Stored data -
━━━━━━━━━━━━━━━━

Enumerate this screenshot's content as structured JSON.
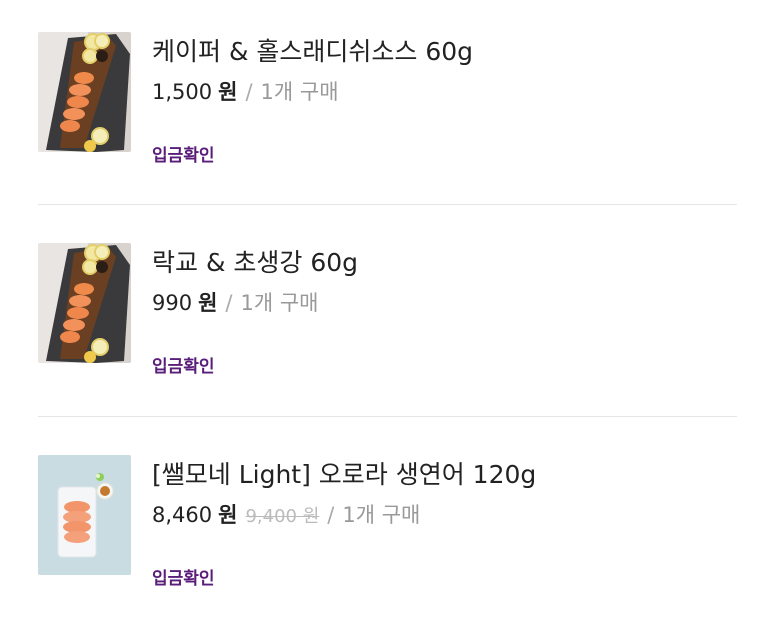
{
  "colors": {
    "status": "#5a1e7a",
    "text": "#222222",
    "muted": "#999999",
    "divider": "#e6e6e6"
  },
  "orders": [
    {
      "image": "salmon-board-photo",
      "name": "케이퍼 & 홀스래디쉬소스 60g",
      "price": "1,500",
      "unit": "원",
      "original_price": "",
      "separator": "/",
      "quantity": "1개 구매",
      "status": "입금확인"
    },
    {
      "image": "salmon-board-photo",
      "name": "락교 & 초생강 60g",
      "price": "990",
      "unit": "원",
      "original_price": "",
      "separator": "/",
      "quantity": "1개 구매",
      "status": "입금확인"
    },
    {
      "image": "salmon-plate-photo",
      "name": "[쌜모네 Light] 오로라 생연어 120g",
      "price": "8,460",
      "unit": "원",
      "original_price": "9,400 원",
      "separator": "/",
      "quantity": "1개 구매",
      "status": "입금확인"
    }
  ]
}
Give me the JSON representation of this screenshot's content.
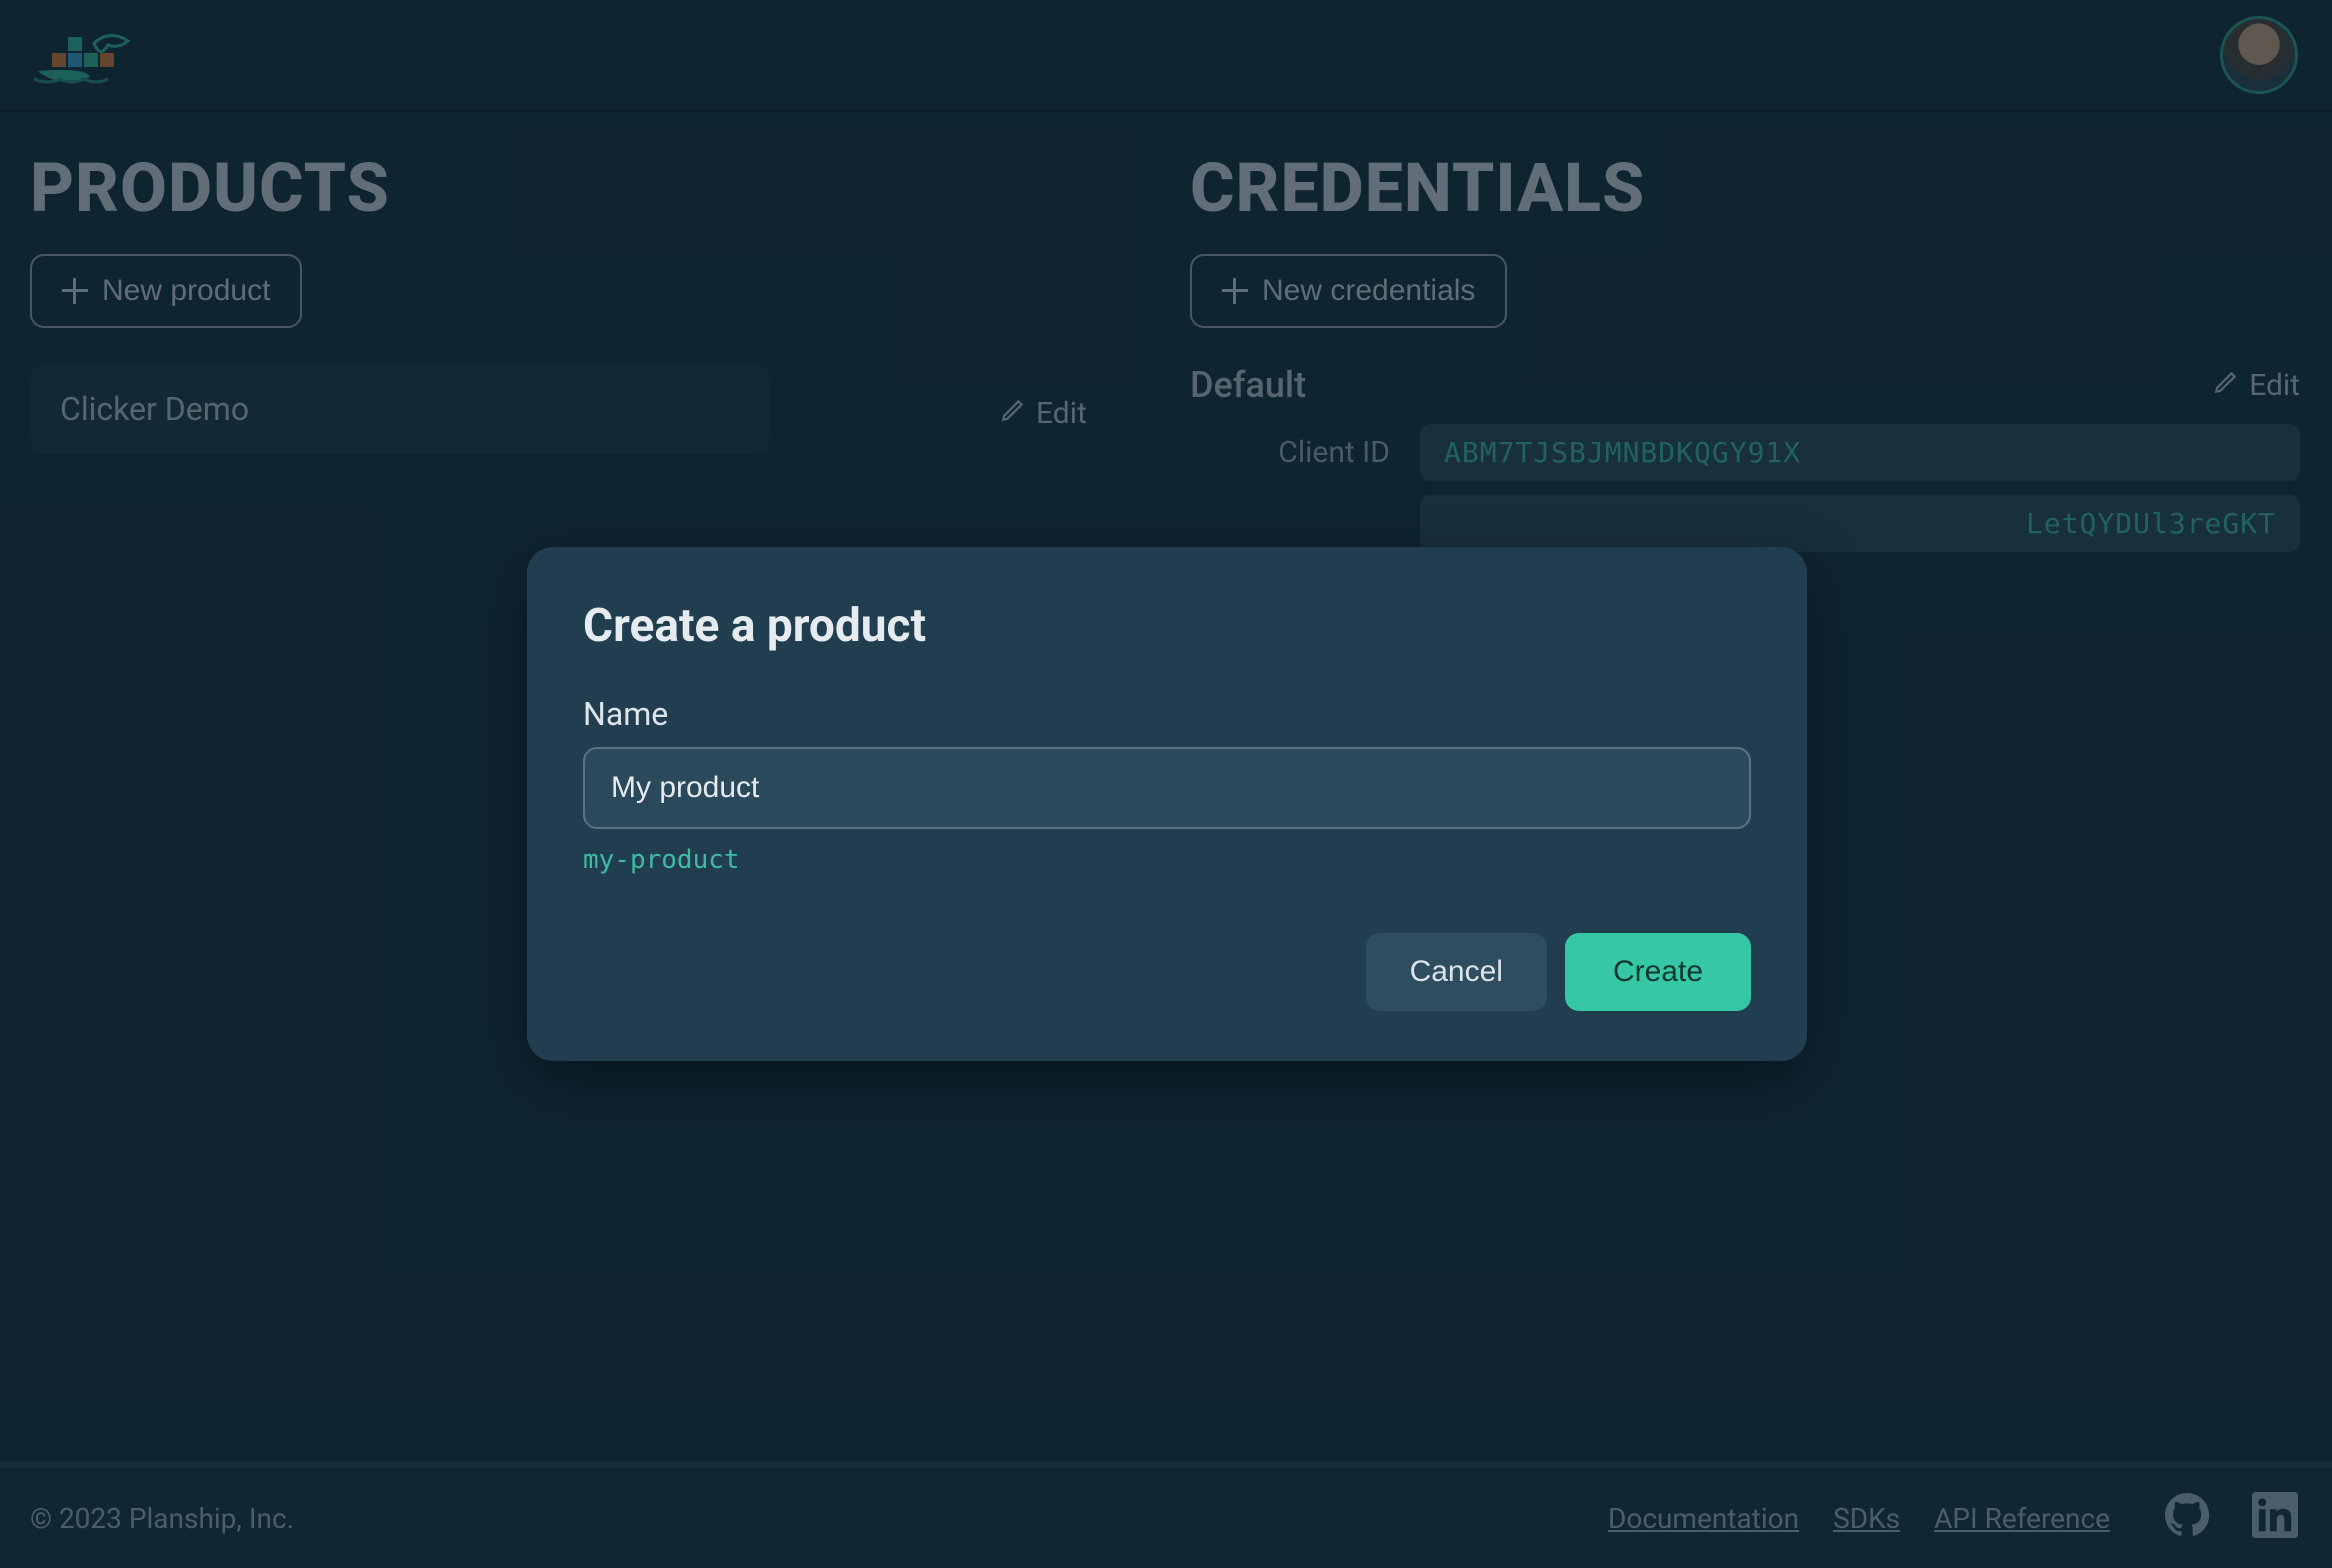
{
  "header": {
    "app_name": "Planship"
  },
  "products": {
    "title": "PRODUCTS",
    "new_button": "New product",
    "items": [
      {
        "name": "Clicker Demo",
        "edit": "Edit"
      }
    ]
  },
  "credentials": {
    "title": "CREDENTIALS",
    "new_button": "New credentials",
    "name": "Default",
    "edit": "Edit",
    "client_id_label": "Client ID",
    "client_id_value": "ABM7TJSBJMNBDKQGY91X",
    "secret_partial": "LetQYDUl3reGKT"
  },
  "modal": {
    "title": "Create a product",
    "name_label": "Name",
    "name_value": "My product",
    "slug": "my-product",
    "cancel": "Cancel",
    "create": "Create"
  },
  "footer": {
    "copyright": "© 2023 Planship, Inc.",
    "links": {
      "documentation": "Documentation",
      "sdks": "SDKs",
      "api_reference": "API Reference"
    }
  }
}
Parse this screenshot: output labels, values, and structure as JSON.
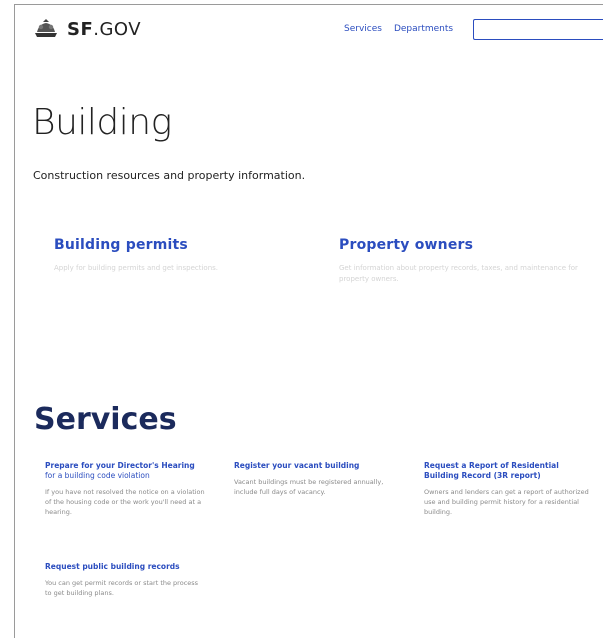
{
  "header": {
    "logo_bold": "SF",
    "logo_rest": ".GOV",
    "nav": [
      "Services",
      "Departments"
    ],
    "search_placeholder": "",
    "search_icon": "search-icon"
  },
  "hero": {
    "title": "Building",
    "subtitle": "Construction resources and property information."
  },
  "topics": [
    {
      "title": "Building permits",
      "desc": "Apply for building permits and get inspections."
    },
    {
      "title": "Property owners",
      "desc": "Get information about property records, taxes, and maintenance for property owners."
    }
  ],
  "services": {
    "title": "Services",
    "items": [
      {
        "title": "Prepare for your Director's Hearing",
        "title_rest": "for a building code violation",
        "desc": "If you have not resolved the notice on a violation of the housing code or the work you'll need at a hearing."
      },
      {
        "title": "Register your vacant building",
        "title_rest": "",
        "desc": "Vacant buildings must be registered annually, include full days of vacancy."
      },
      {
        "title": "Request a Report of Residential Building Record (3R report)",
        "title_rest": "",
        "desc": "Owners and lenders can get a report of authorized use and building permit history for a residential building."
      },
      {
        "title": "Request public building records",
        "title_rest": "",
        "desc": "You can get permit records or start the process to get building plans."
      }
    ]
  },
  "colors": {
    "link": "#2b4dbf",
    "heading_dark": "#1b2a5c"
  }
}
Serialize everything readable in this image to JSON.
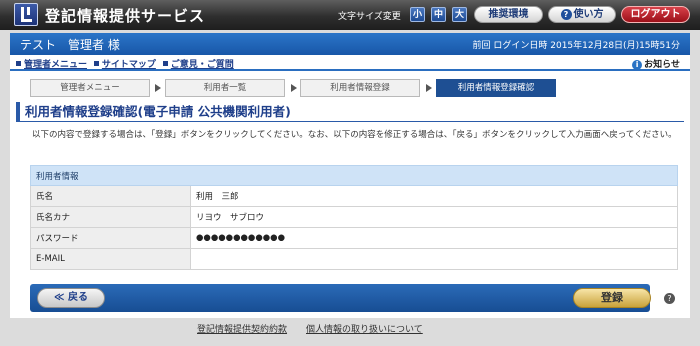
{
  "header": {
    "site_title": "登記情報提供サービス",
    "font_size_label": "文字サイズ変更",
    "font_sizes": [
      "小",
      "中",
      "大"
    ],
    "env_button": "推奨環境",
    "usage_button": "使い方",
    "usage_icon_char": "?",
    "logout_button": "ログアウト"
  },
  "userbar": {
    "user_name": "テスト　管理者 様",
    "last_login": "前回 ログイン日時 2015年12月28日(月)15時51分"
  },
  "nav": {
    "links": [
      "管理者メニュー",
      "サイトマップ",
      "ご意見・ご質問"
    ],
    "notice_label": "お知らせ",
    "notice_icon_char": "i"
  },
  "steps": [
    "管理者メニュー",
    "利用者一覧",
    "利用者情報登録",
    "利用者情報登録確認"
  ],
  "page_title": "利用者情報登録確認(電子申請 公共機関利用者)",
  "instruction": "以下の内容で登録する場合は、「登録」ボタンをクリックしてください。なお、以下の内容を修正する場合は、「戻る」ボタンをクリックして入力画面へ戻ってください。",
  "user_info": {
    "section_title": "利用者情報",
    "rows": [
      {
        "label": "氏名",
        "value": "利用　三郎"
      },
      {
        "label": "氏名カナ",
        "value": "リヨウ　サブロウ"
      },
      {
        "label": "パスワード",
        "value": "●●●●●●●●●●●●"
      },
      {
        "label": "E-MAIL",
        "value": ""
      }
    ]
  },
  "actions": {
    "back_label": "≪ 戻る",
    "register_label": "登録",
    "help_char": "?"
  },
  "footer": {
    "links": [
      "登記情報提供契約約款",
      "個人情報の取り扱いについて"
    ]
  },
  "colors": {
    "header_blue": "#1857a8",
    "logout_red": "#9c0f18",
    "register_gold": "#c9a23a"
  }
}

━━━━━━━━━━━━━━━━

WHAT TO WORK ON - Exclude the pictures, and transcribe all of the material exactly.

THE RESPONSE -
Enumerate this screenshot's content as structured JSON.
{
  "colors": {
    "status": "#5a1e7a",
    "text": "#222222",
    "muted": "#999999",
    "divider": "#e6e6e6"
  },
  "orders": [
    {
      "image": "salmon-board-photo",
      "name": "케이퍼 & 홀스래디쉬소스 60g",
      "price": "1,500",
      "unit": "원",
      "original_price": "",
      "separator": "/",
      "quantity": "1개 구매",
      "status": "입금확인"
    },
    {
      "image": "salmon-board-photo",
      "name": "락교 & 초생강 60g",
      "price": "990",
      "unit": "원",
      "original_price": "",
      "separator": "/",
      "quantity": "1개 구매",
      "status": "입금확인"
    },
    {
      "image": "salmon-plate-photo",
      "name": "[쌜모네 Light] 오로라 생연어 120g",
      "price": "8,460",
      "unit": "원",
      "original_price": "9,400 원",
      "separator": "/",
      "quantity": "1개 구매",
      "status": "입금확인"
    }
  ]
}
Give me the JSON representation of this screenshot's content.
{
  "header": {
    "app_name": "Planship"
  },
  "products": {
    "title": "PRODUCTS",
    "new_button": "New product",
    "items": [
      {
        "name": "Clicker Demo",
        "edit": "Edit"
      }
    ]
  },
  "credentials": {
    "title": "CREDENTIALS",
    "new_button": "New credentials",
    "name": "Default",
    "edit": "Edit",
    "client_id_label": "Client ID",
    "client_id_value": "ABM7TJSBJMNBDKQGY91X",
    "secret_partial": "LetQYDUl3reGKT"
  },
  "modal": {
    "title": "Create a product",
    "name_label": "Name",
    "name_value": "My product",
    "slug": "my-product",
    "cancel": "Cancel",
    "create": "Create"
  },
  "footer": {
    "copyright": "© 2023 Planship, Inc.",
    "links": {
      "documentation": "Documentation",
      "sdks": "SDKs",
      "api_reference": "API Reference"
    }
  }
}
Parse this screenshot: output labels, values, and structure as JSON.
{
  "header": {
    "logo_bold": "SF",
    "logo_rest": ".GOV",
    "nav": [
      "Services",
      "Departments"
    ],
    "search_placeholder": "",
    "search_icon": "search-icon"
  },
  "hero": {
    "title": "Building",
    "subtitle": "Construction resources and property information."
  },
  "topics": [
    {
      "title": "Building permits",
      "desc": "Apply for building permits and get inspections."
    },
    {
      "title": "Property owners",
      "desc": "Get information about property records, taxes, and maintenance for property owners."
    }
  ],
  "services": {
    "title": "Services",
    "items": [
      {
        "title": "Prepare for your Director's Hearing",
        "title_rest": "for a building code violation",
        "desc": "If you have not resolved the notice on a violation of the housing code or the work you'll need at a hearing."
      },
      {
        "title": "Register your vacant building",
        "title_rest": "",
        "desc": "Vacant buildings must be registered annually, include full days of vacancy."
      },
      {
        "title": "Request a Report of Residential Building Record (3R report)",
        "title_rest": "",
        "desc": "Owners and lenders can get a report of authorized use and building permit history for a residential building."
      },
      {
        "title": "Request public building records",
        "title_rest": "",
        "desc": "You can get permit records or start the process to get building plans."
      }
    ]
  },
  "colors": {
    "link": "#2b4dbf",
    "heading_dark": "#1b2a5c"
  }
}
Serialize everything readable in this image to JSON.
{
  "header": {
    "site_title": "登記情報提供サービス",
    "font_size_label": "文字サイズ変更",
    "font_sizes": [
      "小",
      "中",
      "大"
    ],
    "env_button": "推奨環境",
    "usage_button": "使い方",
    "usage_icon_char": "?",
    "logout_button": "ログアウト"
  },
  "userbar": {
    "user_name": "テスト　管理者 様",
    "last_login": "前回 ログイン日時 2015年12月28日(月)15時51分"
  },
  "nav": {
    "links": [
      "管理者メニュー",
      "サイトマップ",
      "ご意見・ご質問"
    ],
    "notice_label": "お知らせ",
    "notice_icon_char": "i"
  },
  "steps": [
    "管理者メニュー",
    "利用者一覧",
    "利用者情報登録",
    "利用者情報登録確認"
  ],
  "page_title": "利用者情報登録確認(電子申請 公共機関利用者)",
  "instruction": "以下の内容で登録する場合は、「登録」ボタンをクリックしてください。なお、以下の内容を修正する場合は、「戻る」ボタンをクリックして入力画面へ戻ってください。",
  "user_info": {
    "section_title": "利用者情報",
    "rows": [
      {
        "label": "氏名",
        "value": "利用　三郎"
      },
      {
        "label": "氏名カナ",
        "value": "リヨウ　サブロウ"
      },
      {
        "label": "パスワード",
        "value": "●●●●●●●●●●●●"
      },
      {
        "label": "E-MAIL",
        "value": ""
      }
    ]
  },
  "actions": {
    "back_label": "≪ 戻る",
    "register_label": "登録",
    "help_char": "?"
  },
  "footer": {
    "links": [
      "登記情報提供契約約款",
      "個人情報の取り扱いについて"
    ]
  },
  "colors": {
    "header_blue": "#1857a8",
    "logout_red": "#9c0f18",
    "register_gold": "#c9a23a"
  }
}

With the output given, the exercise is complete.